PROBLEM STATEMENT:
Wherever the word "this" appears in a line, copy that line.

Items from a data source
........
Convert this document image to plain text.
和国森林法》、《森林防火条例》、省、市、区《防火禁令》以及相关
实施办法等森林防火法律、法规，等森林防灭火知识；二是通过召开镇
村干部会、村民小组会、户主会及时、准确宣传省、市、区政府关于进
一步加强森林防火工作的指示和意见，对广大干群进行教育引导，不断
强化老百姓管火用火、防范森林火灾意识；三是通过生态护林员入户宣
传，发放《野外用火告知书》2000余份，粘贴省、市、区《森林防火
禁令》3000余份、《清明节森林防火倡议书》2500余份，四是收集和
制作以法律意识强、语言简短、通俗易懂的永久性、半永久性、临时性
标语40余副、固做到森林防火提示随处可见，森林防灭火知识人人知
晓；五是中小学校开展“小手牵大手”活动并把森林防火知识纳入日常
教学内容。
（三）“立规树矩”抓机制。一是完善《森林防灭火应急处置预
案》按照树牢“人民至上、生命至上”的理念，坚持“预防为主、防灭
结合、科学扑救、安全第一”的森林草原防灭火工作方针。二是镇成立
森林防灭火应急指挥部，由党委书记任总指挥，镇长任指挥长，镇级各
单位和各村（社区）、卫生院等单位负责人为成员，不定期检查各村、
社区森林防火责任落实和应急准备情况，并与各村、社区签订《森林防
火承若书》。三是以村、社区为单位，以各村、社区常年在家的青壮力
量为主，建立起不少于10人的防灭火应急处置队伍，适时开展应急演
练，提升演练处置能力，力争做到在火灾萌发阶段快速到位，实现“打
........
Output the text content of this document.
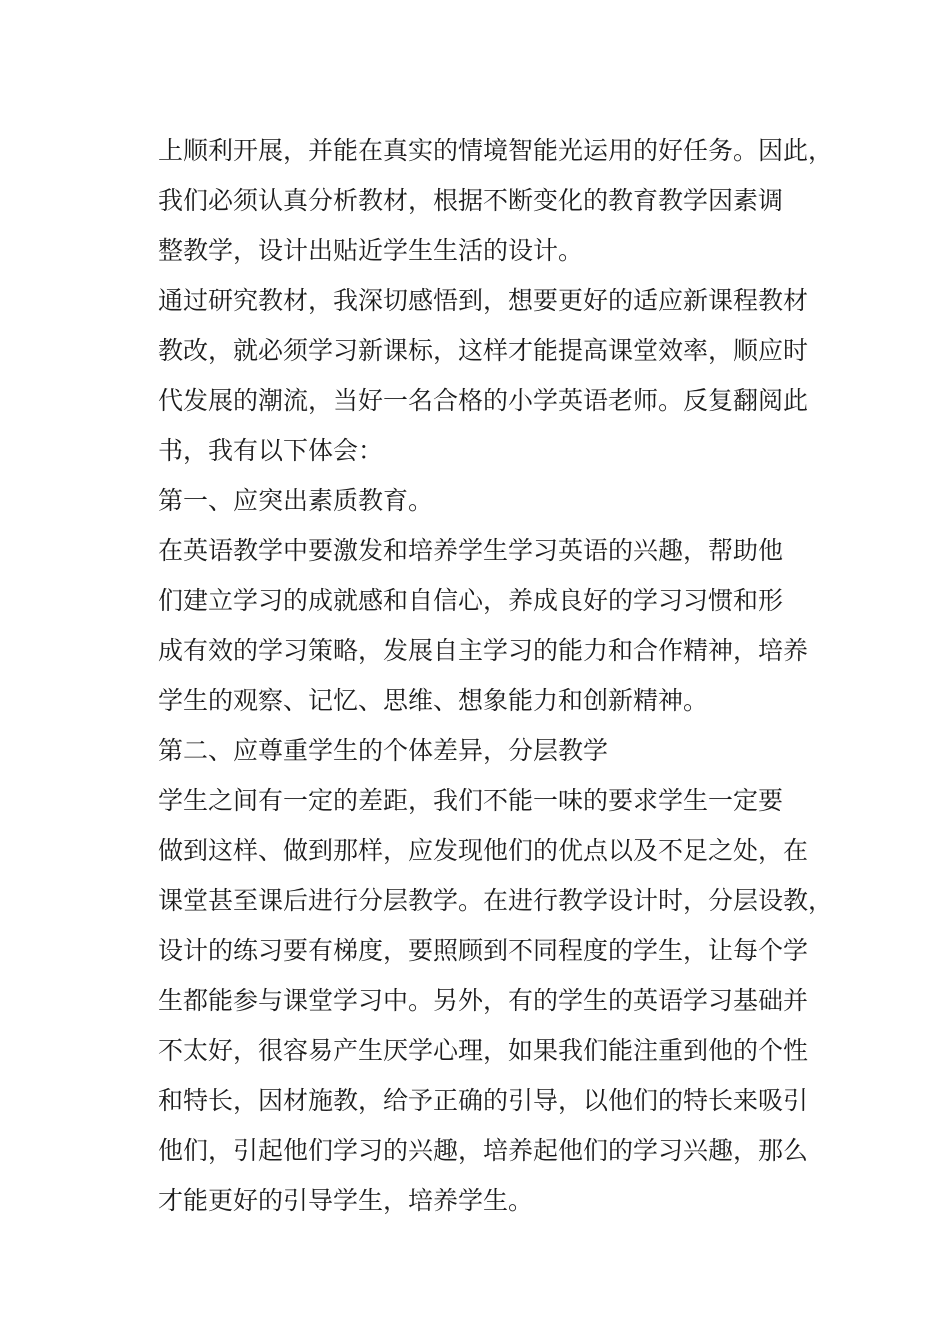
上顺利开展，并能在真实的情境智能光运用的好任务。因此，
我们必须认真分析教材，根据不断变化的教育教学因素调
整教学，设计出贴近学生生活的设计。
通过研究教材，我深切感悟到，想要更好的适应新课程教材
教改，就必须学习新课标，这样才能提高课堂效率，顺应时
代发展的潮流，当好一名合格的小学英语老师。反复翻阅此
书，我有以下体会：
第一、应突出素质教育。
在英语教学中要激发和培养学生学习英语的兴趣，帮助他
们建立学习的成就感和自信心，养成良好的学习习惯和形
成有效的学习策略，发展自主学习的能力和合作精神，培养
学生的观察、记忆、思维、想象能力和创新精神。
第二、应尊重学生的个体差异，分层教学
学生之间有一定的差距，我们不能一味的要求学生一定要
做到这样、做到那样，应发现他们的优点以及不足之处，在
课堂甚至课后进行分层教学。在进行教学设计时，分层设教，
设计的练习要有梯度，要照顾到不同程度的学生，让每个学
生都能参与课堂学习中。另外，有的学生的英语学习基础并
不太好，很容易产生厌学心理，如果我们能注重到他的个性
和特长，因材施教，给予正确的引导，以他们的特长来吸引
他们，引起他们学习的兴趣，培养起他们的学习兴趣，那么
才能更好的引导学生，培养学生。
........
OUTPUT:
Convert this document image to plain text.
Output the text content of this document.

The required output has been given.